#### Input for this task
==========

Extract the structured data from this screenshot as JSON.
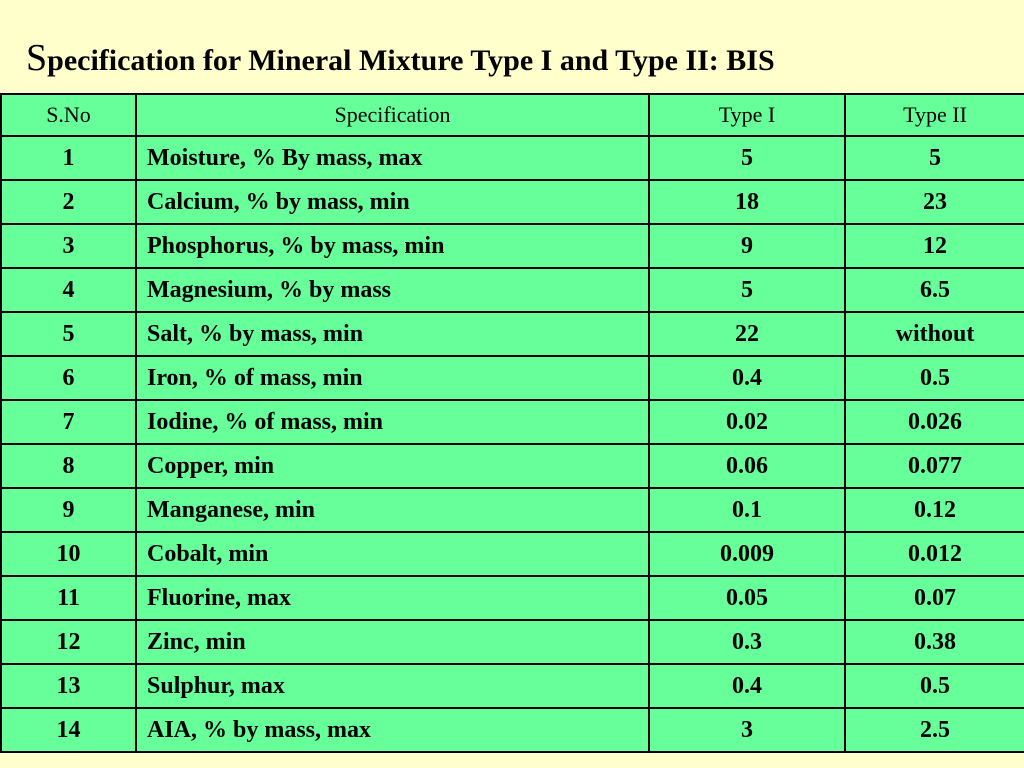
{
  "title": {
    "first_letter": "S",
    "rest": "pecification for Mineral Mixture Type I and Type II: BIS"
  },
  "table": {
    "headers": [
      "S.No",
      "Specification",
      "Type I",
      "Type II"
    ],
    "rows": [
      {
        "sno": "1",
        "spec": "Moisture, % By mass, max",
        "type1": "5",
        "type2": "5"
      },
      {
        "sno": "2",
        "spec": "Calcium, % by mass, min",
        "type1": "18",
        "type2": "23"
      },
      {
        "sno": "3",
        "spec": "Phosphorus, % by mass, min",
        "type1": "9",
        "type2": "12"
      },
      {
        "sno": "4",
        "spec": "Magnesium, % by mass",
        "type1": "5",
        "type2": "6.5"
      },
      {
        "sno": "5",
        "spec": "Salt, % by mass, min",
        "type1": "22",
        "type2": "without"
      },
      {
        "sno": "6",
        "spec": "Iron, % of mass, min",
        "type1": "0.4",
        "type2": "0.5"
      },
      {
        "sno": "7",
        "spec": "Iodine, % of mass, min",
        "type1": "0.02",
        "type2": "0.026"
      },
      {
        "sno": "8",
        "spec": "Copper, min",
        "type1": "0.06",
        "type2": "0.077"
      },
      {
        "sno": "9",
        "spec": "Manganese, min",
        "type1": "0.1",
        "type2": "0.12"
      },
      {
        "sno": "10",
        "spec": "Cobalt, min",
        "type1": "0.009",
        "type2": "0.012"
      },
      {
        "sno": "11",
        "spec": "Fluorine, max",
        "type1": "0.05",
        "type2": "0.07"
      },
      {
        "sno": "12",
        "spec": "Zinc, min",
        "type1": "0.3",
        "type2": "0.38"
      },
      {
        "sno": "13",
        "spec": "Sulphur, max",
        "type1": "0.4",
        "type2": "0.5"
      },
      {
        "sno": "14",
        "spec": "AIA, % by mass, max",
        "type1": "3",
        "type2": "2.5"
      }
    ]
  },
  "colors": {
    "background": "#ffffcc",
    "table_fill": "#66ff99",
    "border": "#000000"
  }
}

==========

#### Objective
The string "mass" may appear in lines of the listing above; tally those lines and give the number only.

#### Output of the exercise
8